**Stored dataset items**
########################################
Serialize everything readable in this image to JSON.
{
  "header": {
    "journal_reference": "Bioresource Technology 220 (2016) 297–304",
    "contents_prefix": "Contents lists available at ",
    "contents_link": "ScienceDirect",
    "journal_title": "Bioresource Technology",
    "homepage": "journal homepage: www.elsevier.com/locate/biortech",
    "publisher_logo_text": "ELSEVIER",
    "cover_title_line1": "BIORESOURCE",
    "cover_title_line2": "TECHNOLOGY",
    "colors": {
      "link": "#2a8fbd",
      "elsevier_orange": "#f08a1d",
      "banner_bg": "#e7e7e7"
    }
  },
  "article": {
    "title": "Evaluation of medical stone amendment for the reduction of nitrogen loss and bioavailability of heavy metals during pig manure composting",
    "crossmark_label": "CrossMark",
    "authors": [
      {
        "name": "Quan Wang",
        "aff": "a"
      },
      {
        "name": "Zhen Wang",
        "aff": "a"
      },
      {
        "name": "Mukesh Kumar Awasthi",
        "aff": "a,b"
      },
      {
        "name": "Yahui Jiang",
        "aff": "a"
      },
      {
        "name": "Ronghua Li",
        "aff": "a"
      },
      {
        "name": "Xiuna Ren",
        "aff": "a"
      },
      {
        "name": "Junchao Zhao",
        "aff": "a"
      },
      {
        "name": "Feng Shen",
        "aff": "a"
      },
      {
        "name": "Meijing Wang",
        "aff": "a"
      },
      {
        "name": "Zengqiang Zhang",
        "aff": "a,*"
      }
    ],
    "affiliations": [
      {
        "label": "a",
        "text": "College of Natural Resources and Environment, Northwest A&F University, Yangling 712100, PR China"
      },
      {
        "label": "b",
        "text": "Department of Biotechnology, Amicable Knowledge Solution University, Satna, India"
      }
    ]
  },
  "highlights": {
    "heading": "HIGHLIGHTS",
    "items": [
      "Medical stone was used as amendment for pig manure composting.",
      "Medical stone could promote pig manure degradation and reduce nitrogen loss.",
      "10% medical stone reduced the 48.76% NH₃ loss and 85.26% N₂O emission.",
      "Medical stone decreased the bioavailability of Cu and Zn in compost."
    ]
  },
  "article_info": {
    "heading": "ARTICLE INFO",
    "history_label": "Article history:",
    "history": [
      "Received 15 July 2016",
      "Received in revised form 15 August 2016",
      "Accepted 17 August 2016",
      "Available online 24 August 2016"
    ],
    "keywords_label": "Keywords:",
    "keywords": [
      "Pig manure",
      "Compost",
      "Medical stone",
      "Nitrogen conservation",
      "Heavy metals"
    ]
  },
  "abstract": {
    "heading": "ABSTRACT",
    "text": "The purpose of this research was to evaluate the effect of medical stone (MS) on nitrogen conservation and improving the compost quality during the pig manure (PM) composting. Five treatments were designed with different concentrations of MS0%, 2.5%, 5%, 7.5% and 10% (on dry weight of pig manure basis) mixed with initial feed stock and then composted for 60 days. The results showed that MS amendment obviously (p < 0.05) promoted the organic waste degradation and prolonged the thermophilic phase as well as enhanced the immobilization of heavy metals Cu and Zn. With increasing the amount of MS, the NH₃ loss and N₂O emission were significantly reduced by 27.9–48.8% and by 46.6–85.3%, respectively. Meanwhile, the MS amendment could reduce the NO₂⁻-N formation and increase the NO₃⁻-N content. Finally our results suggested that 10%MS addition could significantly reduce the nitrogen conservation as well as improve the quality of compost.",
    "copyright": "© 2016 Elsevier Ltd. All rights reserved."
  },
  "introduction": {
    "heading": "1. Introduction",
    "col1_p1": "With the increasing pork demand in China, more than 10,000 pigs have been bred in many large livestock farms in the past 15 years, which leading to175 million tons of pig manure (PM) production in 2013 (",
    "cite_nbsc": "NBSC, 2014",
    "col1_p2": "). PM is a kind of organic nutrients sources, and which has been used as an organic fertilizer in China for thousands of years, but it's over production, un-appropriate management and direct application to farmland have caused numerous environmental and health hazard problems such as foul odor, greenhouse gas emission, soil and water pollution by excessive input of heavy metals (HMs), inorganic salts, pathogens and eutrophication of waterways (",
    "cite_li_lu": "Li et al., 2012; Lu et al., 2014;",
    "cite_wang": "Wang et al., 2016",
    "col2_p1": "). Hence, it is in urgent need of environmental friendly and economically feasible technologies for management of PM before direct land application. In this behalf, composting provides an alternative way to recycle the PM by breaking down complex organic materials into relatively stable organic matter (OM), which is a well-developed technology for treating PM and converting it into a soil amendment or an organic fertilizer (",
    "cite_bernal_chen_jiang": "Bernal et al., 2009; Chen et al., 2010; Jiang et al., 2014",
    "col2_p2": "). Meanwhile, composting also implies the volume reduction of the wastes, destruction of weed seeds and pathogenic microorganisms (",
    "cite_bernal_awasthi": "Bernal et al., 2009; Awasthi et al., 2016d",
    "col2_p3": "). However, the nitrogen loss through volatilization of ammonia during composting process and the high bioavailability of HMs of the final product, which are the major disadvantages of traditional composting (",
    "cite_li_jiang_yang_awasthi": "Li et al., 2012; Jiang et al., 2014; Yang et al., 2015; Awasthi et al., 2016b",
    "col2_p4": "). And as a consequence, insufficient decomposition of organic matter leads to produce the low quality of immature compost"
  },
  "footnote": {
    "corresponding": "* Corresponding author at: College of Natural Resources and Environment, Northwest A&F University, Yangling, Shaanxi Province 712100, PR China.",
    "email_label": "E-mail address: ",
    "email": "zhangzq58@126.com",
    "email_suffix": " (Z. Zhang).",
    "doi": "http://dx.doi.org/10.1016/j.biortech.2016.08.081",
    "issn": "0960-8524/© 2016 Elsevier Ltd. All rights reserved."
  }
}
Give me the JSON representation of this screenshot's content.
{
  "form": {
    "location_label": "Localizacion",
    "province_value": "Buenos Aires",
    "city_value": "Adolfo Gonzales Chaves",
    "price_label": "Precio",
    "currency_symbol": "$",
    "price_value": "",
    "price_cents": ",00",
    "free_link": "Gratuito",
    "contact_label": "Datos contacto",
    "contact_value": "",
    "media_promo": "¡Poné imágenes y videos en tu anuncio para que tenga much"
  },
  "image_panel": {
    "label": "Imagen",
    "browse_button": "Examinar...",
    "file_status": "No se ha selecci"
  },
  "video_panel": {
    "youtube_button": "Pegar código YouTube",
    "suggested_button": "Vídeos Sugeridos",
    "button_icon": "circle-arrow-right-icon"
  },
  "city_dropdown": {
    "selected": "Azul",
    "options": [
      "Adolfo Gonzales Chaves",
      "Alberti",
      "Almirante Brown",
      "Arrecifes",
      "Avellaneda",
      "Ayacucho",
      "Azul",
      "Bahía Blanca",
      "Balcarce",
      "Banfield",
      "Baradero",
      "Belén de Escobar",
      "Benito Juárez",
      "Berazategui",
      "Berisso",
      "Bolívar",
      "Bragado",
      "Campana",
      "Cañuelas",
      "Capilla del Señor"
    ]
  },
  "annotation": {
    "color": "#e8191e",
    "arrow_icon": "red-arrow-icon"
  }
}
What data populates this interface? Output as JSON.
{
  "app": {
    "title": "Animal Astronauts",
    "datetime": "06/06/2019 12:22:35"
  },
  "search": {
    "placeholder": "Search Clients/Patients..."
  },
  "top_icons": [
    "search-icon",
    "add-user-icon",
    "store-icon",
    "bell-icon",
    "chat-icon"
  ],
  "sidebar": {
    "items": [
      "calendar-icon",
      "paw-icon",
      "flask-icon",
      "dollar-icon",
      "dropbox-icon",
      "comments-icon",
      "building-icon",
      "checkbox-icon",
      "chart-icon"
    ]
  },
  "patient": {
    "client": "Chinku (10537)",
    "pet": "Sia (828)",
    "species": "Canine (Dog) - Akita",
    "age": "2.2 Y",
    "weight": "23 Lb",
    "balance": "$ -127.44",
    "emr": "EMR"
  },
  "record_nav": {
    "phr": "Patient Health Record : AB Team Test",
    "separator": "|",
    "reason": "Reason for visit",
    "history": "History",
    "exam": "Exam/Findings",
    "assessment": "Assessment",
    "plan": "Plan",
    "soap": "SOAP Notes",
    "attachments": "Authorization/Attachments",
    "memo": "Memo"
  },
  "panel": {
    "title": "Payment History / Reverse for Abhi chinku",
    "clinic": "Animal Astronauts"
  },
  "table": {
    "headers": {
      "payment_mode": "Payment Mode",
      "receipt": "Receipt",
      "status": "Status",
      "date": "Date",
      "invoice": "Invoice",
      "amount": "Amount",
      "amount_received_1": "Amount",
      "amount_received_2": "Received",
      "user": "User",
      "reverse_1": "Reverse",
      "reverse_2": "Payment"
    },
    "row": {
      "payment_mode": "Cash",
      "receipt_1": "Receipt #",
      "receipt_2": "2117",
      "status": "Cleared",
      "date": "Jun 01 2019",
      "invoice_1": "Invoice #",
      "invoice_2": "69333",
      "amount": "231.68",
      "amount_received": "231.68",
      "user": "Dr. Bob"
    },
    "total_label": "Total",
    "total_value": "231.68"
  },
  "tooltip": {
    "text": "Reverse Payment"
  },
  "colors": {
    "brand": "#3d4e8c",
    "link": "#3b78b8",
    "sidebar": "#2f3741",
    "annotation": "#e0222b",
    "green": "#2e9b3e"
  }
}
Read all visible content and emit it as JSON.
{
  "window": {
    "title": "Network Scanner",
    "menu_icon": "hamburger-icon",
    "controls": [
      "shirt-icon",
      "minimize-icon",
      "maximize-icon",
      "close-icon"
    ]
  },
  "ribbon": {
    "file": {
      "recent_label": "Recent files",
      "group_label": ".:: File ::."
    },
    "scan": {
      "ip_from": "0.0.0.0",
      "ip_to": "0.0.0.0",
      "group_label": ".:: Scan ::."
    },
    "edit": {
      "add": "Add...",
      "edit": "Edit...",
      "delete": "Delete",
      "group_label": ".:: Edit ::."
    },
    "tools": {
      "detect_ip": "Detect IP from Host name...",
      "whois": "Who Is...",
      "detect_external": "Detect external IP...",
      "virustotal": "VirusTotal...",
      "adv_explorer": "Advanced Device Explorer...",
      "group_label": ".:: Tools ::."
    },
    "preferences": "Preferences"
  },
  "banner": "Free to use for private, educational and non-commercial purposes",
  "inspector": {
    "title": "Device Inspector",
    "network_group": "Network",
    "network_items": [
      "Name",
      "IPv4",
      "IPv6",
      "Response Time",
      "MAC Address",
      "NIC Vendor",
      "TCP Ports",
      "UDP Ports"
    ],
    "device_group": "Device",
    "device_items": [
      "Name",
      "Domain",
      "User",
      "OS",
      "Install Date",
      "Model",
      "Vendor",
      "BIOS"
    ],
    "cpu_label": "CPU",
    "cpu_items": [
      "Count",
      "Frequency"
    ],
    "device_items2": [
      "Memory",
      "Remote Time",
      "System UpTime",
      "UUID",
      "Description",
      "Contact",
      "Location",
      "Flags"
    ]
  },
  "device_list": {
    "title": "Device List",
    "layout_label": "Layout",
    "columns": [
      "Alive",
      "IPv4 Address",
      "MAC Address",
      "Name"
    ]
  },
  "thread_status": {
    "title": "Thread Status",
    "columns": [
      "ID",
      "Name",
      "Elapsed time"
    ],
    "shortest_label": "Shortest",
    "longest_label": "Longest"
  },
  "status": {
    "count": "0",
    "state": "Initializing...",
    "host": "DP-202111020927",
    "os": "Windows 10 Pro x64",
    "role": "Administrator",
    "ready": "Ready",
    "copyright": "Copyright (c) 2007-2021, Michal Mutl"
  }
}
########################################
If a line in the data above holds the string "Jiang", copy it.

        "name": "Yahui Jiang",
    "cite_bernal_chen_jiang": "Bernal et al., 2009; Chen et al., 2010; Jiang et al., 2014",
    "cite_li_jiang_yang_awasthi": "Li et al., 2012; Jiang et al., 2014; Yang et al., 2015; Awasthi et al., 2016b",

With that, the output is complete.